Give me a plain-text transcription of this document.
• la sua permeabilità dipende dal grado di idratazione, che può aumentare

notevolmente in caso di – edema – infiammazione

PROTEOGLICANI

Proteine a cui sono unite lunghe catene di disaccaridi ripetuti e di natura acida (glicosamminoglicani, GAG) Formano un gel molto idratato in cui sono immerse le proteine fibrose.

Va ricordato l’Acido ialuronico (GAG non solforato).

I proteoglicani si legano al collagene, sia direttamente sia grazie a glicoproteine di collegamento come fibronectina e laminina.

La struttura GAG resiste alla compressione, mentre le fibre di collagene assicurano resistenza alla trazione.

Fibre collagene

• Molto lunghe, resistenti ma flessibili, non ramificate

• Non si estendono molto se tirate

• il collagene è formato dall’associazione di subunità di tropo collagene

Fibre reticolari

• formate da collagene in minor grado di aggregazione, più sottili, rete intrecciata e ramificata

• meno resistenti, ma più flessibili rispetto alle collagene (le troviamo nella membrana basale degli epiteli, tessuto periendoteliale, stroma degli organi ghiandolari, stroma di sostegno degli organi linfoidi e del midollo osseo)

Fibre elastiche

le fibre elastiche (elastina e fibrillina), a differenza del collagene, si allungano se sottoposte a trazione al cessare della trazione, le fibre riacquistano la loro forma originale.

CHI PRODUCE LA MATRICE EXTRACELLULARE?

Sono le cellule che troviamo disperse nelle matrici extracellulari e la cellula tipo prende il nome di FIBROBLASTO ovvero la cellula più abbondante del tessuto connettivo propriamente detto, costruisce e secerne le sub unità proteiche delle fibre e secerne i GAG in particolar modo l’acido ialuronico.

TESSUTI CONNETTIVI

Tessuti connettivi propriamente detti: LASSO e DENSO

• • •

(The task): Set down the whole listing again. Keep every word as it is.

(Written answer):
Give me a plain-text transcription of this document.
• la sua permeabilità dipende dal grado di idratazione, che può aumentare

notevolmente in caso di – edema – infiammazione

PROTEOGLICANI

Proteine a cui sono unite lunghe catene di disaccaridi ripetuti e di natura acida (glicosamminoglicani, GAG) Formano un gel molto idratato in cui sono immerse le proteine fibrose.

Va ricordato l’Acido ialuronico (GAG non solforato).

I proteoglicani si legano al collagene, sia direttamente sia grazie a glicoproteine di collegamento come fibronectina e laminina.

La struttura GAG resiste alla compressione, mentre le fibre di collagene assicurano resistenza alla trazione.

Fibre collagene

• Molto lunghe, resistenti ma flessibili, non ramificate

• Non si estendono molto se tirate

• il collagene è formato dall’associazione di subunità di tropo collagene

Fibre reticolari

• formate da collagene in minor grado di aggregazione, più sottili, rete intrecciata e ramificata

• meno resistenti, ma più flessibili rispetto alle collagene (le troviamo nella membrana basale degli epiteli, tessuto periendoteliale, stroma degli organi ghiandolari, stroma di sostegno degli organi linfoidi e del midollo osseo)

Fibre elastiche

le fibre elastiche (elastina e fibrillina), a differenza del collagene, si allungano se sottoposte a trazione al cessare della trazione, le fibre riacquistano la loro forma originale.

CHI PRODUCE LA MATRICE EXTRACELLULARE?

Sono le cellule che troviamo disperse nelle matrici extracellulari e la cellula tipo prende il nome di FIBROBLASTO ovvero la cellula più abbondante del tessuto connettivo propriamente detto, costruisce e secerne le sub unità proteiche delle fibre e secerne i GAG in particolar modo l’acido ialuronico.

TESSUTI CONNETTIVI

Tessuti connettivi propriamente detti: LASSO e DENSO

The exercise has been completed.